[СУТЬ ЗАДАНИЯ]
Отредактируйте записи с самой первой строки до строки «work-title: 一鹿伴彤 [56,541,160,566]» включительно: замените «chevron-right-icon» на «arrow-right-icon», а всё остальное оставьте без изменений. Приведите только эти строки.

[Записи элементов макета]
----------------
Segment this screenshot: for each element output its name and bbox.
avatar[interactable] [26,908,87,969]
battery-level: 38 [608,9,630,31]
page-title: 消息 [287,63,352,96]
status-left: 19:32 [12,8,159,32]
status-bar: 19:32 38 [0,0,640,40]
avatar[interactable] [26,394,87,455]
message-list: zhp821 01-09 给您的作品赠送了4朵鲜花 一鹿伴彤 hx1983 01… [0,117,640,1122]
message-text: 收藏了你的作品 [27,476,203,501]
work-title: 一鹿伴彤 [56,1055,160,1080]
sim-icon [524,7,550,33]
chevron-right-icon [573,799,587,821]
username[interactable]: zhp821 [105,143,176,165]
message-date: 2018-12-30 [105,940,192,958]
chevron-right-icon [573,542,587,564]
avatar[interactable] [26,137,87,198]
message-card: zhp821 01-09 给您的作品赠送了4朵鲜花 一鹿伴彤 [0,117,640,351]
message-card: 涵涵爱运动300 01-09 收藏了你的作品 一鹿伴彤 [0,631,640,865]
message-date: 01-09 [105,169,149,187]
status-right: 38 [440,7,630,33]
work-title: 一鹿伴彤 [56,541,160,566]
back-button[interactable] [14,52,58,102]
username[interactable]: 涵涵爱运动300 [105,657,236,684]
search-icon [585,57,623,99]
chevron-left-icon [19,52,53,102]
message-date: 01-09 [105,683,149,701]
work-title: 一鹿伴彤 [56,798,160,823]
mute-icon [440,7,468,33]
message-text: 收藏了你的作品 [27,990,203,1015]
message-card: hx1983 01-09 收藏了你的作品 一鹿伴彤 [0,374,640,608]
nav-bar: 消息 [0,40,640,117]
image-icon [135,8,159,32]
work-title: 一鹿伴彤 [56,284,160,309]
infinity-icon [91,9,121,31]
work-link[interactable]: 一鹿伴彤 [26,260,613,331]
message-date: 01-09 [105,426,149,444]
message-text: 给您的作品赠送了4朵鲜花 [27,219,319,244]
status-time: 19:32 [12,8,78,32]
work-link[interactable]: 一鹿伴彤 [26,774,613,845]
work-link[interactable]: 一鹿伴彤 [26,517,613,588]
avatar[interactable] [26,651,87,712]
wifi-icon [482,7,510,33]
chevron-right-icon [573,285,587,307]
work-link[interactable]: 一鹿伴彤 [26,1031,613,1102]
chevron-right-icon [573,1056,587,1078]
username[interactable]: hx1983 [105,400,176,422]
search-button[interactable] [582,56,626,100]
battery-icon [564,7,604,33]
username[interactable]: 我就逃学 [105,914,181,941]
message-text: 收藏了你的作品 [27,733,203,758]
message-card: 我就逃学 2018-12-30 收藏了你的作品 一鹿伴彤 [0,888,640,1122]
----------------
[РЕЗУЛЬТАТ ЗАДАНИЯ]
Segment this screenshot: for each element output its name and bbox.
avatar[interactable] [26,908,87,969]
battery-level: 38 [608,9,630,31]
page-title: 消息 [287,63,352,96]
status-left: 19:32 [12,8,159,32]
status-bar: 19:32 38 [0,0,640,40]
avatar[interactable] [26,394,87,455]
message-list: zhp821 01-09 给您的作品赠送了4朵鲜花 一鹿伴彤 hx1983 01… [0,117,640,1122]
message-text: 收藏了你的作品 [27,476,203,501]
work-title: 一鹿伴彤 [56,1055,160,1080]
sim-icon [524,7,550,33]
arrow-right-icon [573,799,587,821]
username[interactable]: zhp821 [105,143,176,165]
message-date: 2018-12-30 [105,940,192,958]
arrow-right-icon [573,542,587,564]
avatar[interactable] [26,137,87,198]
message-card: zhp821 01-09 给您的作品赠送了4朵鲜花 一鹿伴彤 [0,117,640,351]
message-card: 涵涵爱运动300 01-09 收藏了你的作品 一鹿伴彤 [0,631,640,865]
message-date: 01-09 [105,169,149,187]
status-right: 38 [440,7,630,33]
work-title: 一鹿伴彤 [56,541,160,566]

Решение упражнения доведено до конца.